* [WHAT TO PRODUCE]: Strip the pictures and reproduce the rest of the listing exactly.

##### DATA PROVIDED #####

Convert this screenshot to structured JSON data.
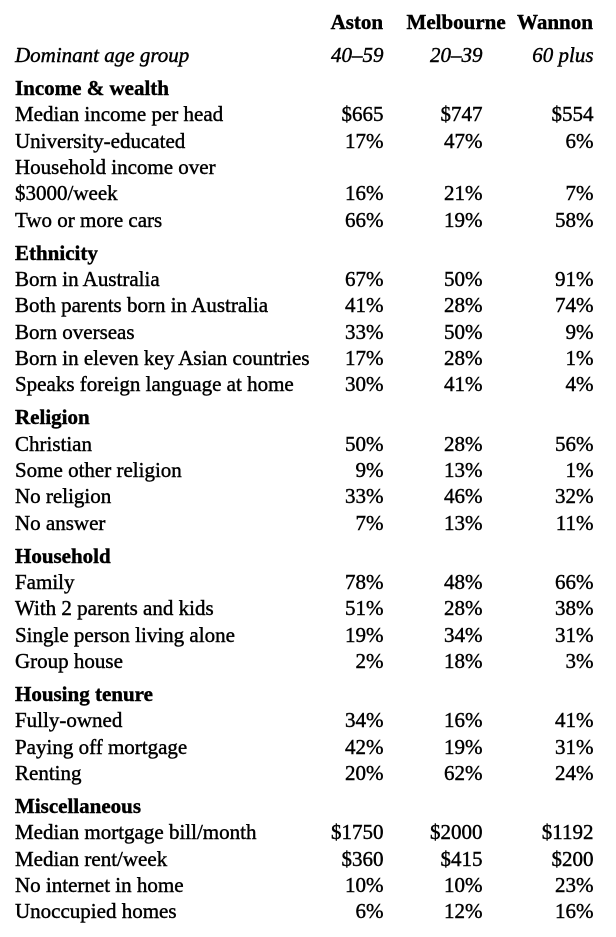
{
  "page": {
    "background": "#ffffff",
    "text_color": "#000000"
  },
  "table": {
    "column_headers": [
      "Aston",
      "Melbourne",
      "Wannon"
    ],
    "age_row": {
      "label": "Dominant age group",
      "values": [
        "40–59",
        "20–39",
        "60 plus"
      ]
    },
    "sections": [
      {
        "title": "Income & wealth",
        "rows": [
          {
            "label": "Median income per head",
            "values": [
              "$665",
              "$747",
              "$554"
            ]
          },
          {
            "label": "University-educated",
            "values": [
              "17%",
              "47%",
              "6%"
            ]
          },
          {
            "label": "Household income over\n$3000/week",
            "values": [
              "16%",
              "21%",
              "7%"
            ]
          },
          {
            "label": "Two or more cars",
            "values": [
              "66%",
              "19%",
              "58%"
            ]
          }
        ]
      },
      {
        "title": "Ethnicity",
        "rows": [
          {
            "label": "Born in Australia",
            "values": [
              "67%",
              "50%",
              "91%"
            ]
          },
          {
            "label": "Both parents born in Australia",
            "values": [
              "41%",
              "28%",
              "74%"
            ]
          },
          {
            "label": "Born overseas",
            "values": [
              "33%",
              "50%",
              "9%"
            ]
          },
          {
            "label": "Born in eleven key Asian countries",
            "values": [
              "17%",
              "28%",
              "1%"
            ]
          },
          {
            "label": "Speaks foreign language at home",
            "values": [
              "30%",
              "41%",
              "4%"
            ]
          }
        ]
      },
      {
        "title": "Religion",
        "rows": [
          {
            "label": "Christian",
            "values": [
              "50%",
              "28%",
              "56%"
            ]
          },
          {
            "label": "Some other religion",
            "values": [
              "9%",
              "13%",
              "1%"
            ]
          },
          {
            "label": "No religion",
            "values": [
              "33%",
              "46%",
              "32%"
            ]
          },
          {
            "label": "No answer",
            "values": [
              "7%",
              "13%",
              "11%"
            ]
          }
        ]
      },
      {
        "title": "Household",
        "rows": [
          {
            "label": "Family",
            "values": [
              "78%",
              "48%",
              "66%"
            ]
          },
          {
            "label": "With 2 parents and kids",
            "values": [
              "51%",
              "28%",
              "38%"
            ]
          },
          {
            "label": "Single person living alone",
            "values": [
              "19%",
              "34%",
              "31%"
            ]
          },
          {
            "label": "Group house",
            "values": [
              "2%",
              "18%",
              "3%"
            ]
          }
        ]
      },
      {
        "title": "Housing tenure",
        "rows": [
          {
            "label": "Fully-owned",
            "values": [
              "34%",
              "16%",
              "41%"
            ]
          },
          {
            "label": "Paying off mortgage",
            "values": [
              "42%",
              "19%",
              "31%"
            ]
          },
          {
            "label": "Renting",
            "values": [
              "20%",
              "62%",
              "24%"
            ]
          }
        ]
      },
      {
        "title": "Miscellaneous",
        "rows": [
          {
            "label": "Median mortgage bill/month",
            "values": [
              "$1750",
              "$2000",
              "$1192"
            ]
          },
          {
            "label": "Median rent/week",
            "values": [
              "$360",
              "$415",
              "$200"
            ]
          },
          {
            "label": "No internet in home",
            "values": [
              "10%",
              "10%",
              "23%"
            ]
          },
          {
            "label": "Unoccupied homes",
            "values": [
              "6%",
              "12%",
              "16%"
            ]
          }
        ]
      }
    ]
  }
}
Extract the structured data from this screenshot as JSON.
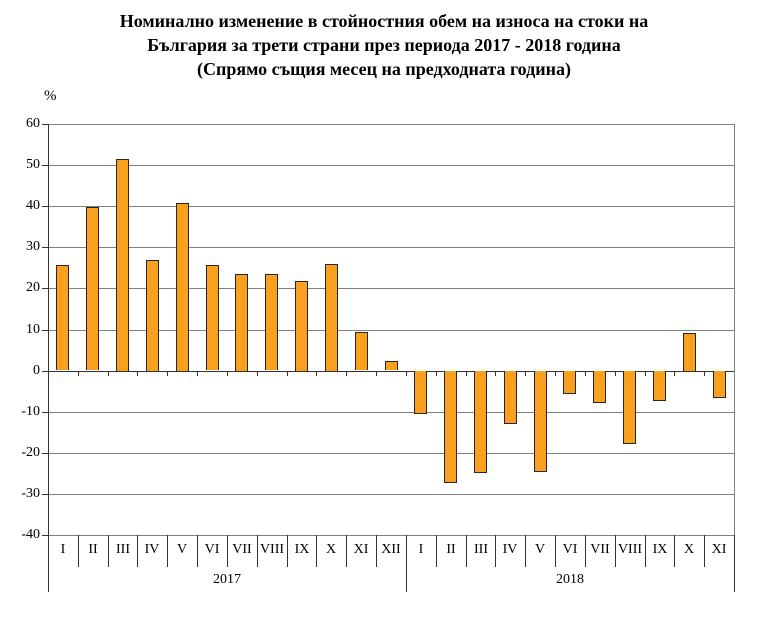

#####

* [THE ANSWER]:
Convert this screenshot to structured JSON data.
{
  "page": {
    "background": "#ffffff",
    "text_color": "#000000"
  },
  "table": {
    "column_headers": [
      "Aston",
      "Melbourne",
      "Wannon"
    ],
    "age_row": {
      "label": "Dominant age group",
      "values": [
        "40–59",
        "20–39",
        "60 plus"
      ]
    },
    "sections": [
      {
        "title": "Income & wealth",
        "rows": [
          {
            "label": "Median income per head",
            "values": [
              "$665",
              "$747",
              "$554"
            ]
          },
          {
            "label": "University-educated",
            "values": [
              "17%",
              "47%",
              "6%"
            ]
          },
          {
            "label": "Household income over\n$3000/week",
            "values": [
              "16%",
              "21%",
              "7%"
            ]
          },
          {
            "label": "Two or more cars",
            "values": [
              "66%",
              "19%",
              "58%"
            ]
          }
        ]
      },
      {
        "title": "Ethnicity",
        "rows": [
          {
            "label": "Born in Australia",
            "values": [
              "67%",
              "50%",
              "91%"
            ]
          },
          {
            "label": "Both parents born in Australia",
            "values": [
              "41%",
              "28%",
              "74%"
            ]
          },
          {
            "label": "Born overseas",
            "values": [
              "33%",
              "50%",
              "9%"
            ]
          },
          {
            "label": "Born in eleven key Asian countries",
            "values": [
              "17%",
              "28%",
              "1%"
            ]
          },
          {
            "label": "Speaks foreign language at home",
            "values": [
              "30%",
              "41%",
              "4%"
            ]
          }
        ]
      },
      {
        "title": "Religion",
        "rows": [
          {
            "label": "Christian",
            "values": [
              "50%",
              "28%",
              "56%"
            ]
          },
          {
            "label": "Some other religion",
            "values": [
              "9%",
              "13%",
              "1%"
            ]
          },
          {
            "label": "No religion",
            "values": [
              "33%",
              "46%",
              "32%"
            ]
          },
          {
            "label": "No answer",
            "values": [
              "7%",
              "13%",
              "11%"
            ]
          }
        ]
      },
      {
        "title": "Household",
        "rows": [
          {
            "label": "Family",
            "values": [
              "78%",
              "48%",
              "66%"
            ]
          },
          {
            "label": "With 2 parents and kids",
            "values": [
              "51%",
              "28%",
              "38%"
            ]
          },
          {
            "label": "Single person living alone",
            "values": [
              "19%",
              "34%",
              "31%"
            ]
          },
          {
            "label": "Group house",
            "values": [
              "2%",
              "18%",
              "3%"
            ]
          }
        ]
      },
      {
        "title": "Housing tenure",
        "rows": [
          {
            "label": "Fully-owned",
            "values": [
              "34%",
              "16%",
              "41%"
            ]
          },
          {
            "label": "Paying off mortgage",
            "values": [
              "42%",
              "19%",
              "31%"
            ]
          },
          {
            "label": "Renting",
            "values": [
              "20%",
              "62%",
              "24%"
            ]
          }
        ]
      },
      {
        "title": "Miscellaneous",
        "rows": [
          {
            "label": "Median mortgage bill/month",
            "values": [
              "$1750",
              "$2000",
              "$1192"
            ]
          },
          {
            "label": "Median rent/week",
            "values": [
              "$360",
              "$415",
              "$200"
            ]
          },
          {
            "label": "No internet in home",
            "values": [
              "10%",
              "10%",
              "23%"
            ]
          },
          {
            "label": "Unoccupied homes",
            "values": [
              "6%",
              "12%",
              "16%"
            ]
          }
        ]
      }
    ]
  }
}
Extract the structured data from this screenshot as JSON.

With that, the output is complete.